### Aim
Locate the string "that" in the listing below. Copy every line where it is found.

**** Recorded information

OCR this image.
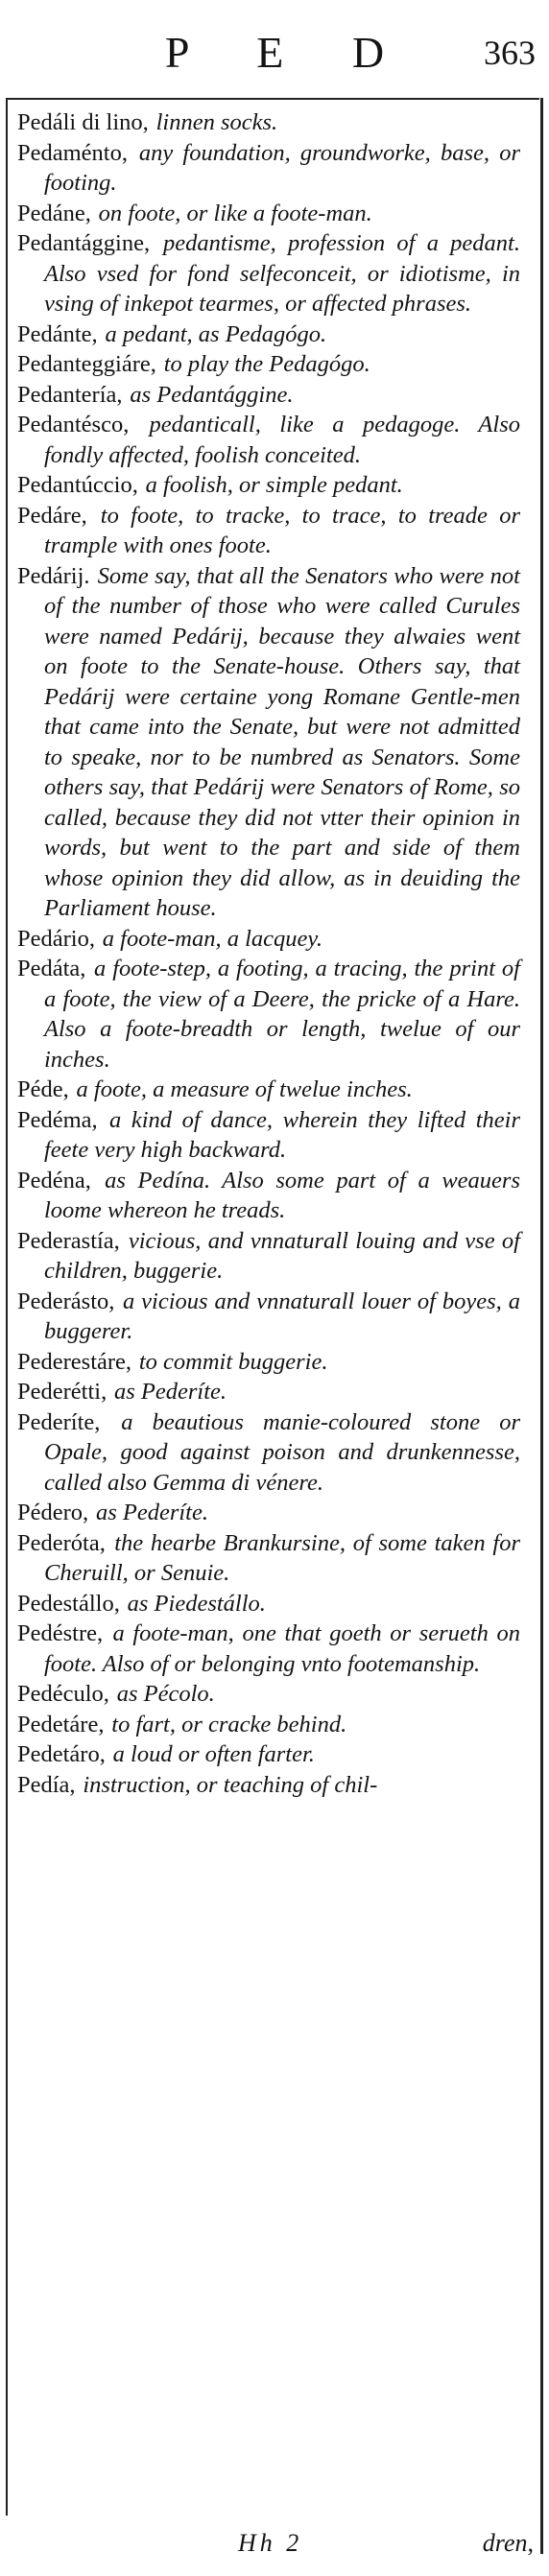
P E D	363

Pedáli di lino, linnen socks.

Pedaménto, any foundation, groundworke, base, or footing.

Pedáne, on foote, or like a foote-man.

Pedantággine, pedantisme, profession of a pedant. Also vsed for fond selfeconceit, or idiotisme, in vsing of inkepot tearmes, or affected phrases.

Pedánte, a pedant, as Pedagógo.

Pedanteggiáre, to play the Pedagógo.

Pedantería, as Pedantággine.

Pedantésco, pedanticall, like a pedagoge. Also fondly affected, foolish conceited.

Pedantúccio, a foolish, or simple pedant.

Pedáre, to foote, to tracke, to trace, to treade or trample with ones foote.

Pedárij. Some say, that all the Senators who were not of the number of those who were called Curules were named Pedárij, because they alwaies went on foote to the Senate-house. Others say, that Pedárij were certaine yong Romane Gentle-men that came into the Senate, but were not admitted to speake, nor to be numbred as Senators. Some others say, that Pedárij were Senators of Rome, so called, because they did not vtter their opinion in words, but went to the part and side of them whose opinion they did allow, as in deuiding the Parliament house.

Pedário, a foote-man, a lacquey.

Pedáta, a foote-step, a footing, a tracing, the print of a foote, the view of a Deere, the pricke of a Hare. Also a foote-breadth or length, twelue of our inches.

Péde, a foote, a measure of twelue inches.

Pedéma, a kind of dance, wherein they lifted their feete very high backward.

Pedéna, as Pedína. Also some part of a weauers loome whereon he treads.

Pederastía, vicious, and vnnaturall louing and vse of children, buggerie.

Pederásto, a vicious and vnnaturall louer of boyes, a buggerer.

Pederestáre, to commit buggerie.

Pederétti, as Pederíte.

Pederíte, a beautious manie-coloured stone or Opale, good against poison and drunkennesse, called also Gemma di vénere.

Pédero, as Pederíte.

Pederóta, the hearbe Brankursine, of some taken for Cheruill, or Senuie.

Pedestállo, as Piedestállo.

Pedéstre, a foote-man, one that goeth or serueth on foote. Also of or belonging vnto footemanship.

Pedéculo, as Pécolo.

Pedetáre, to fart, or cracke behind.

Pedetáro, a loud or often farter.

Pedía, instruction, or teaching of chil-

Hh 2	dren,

********

### Result of the task
Pedárij. Some say, that all the Senators who were not of the number of those who were called Curules were named Pedárij, because they alwaies went on foote to the Senate-house. Others say, that Pedárij were certaine yong Romane Gentle-men that came into the Senate, but were not admitted to speake, nor to be numbred as Senators. Some others say, that Pedárij were Senators of Rome, so called, because they did not vtter their opinion in words, but went to the part and side of them whose opinion they did allow, as in deuiding the Parliament house.
Pedéstre, a foote-man, one that goeth or serueth on foote. Also of or belonging vnto footemanship.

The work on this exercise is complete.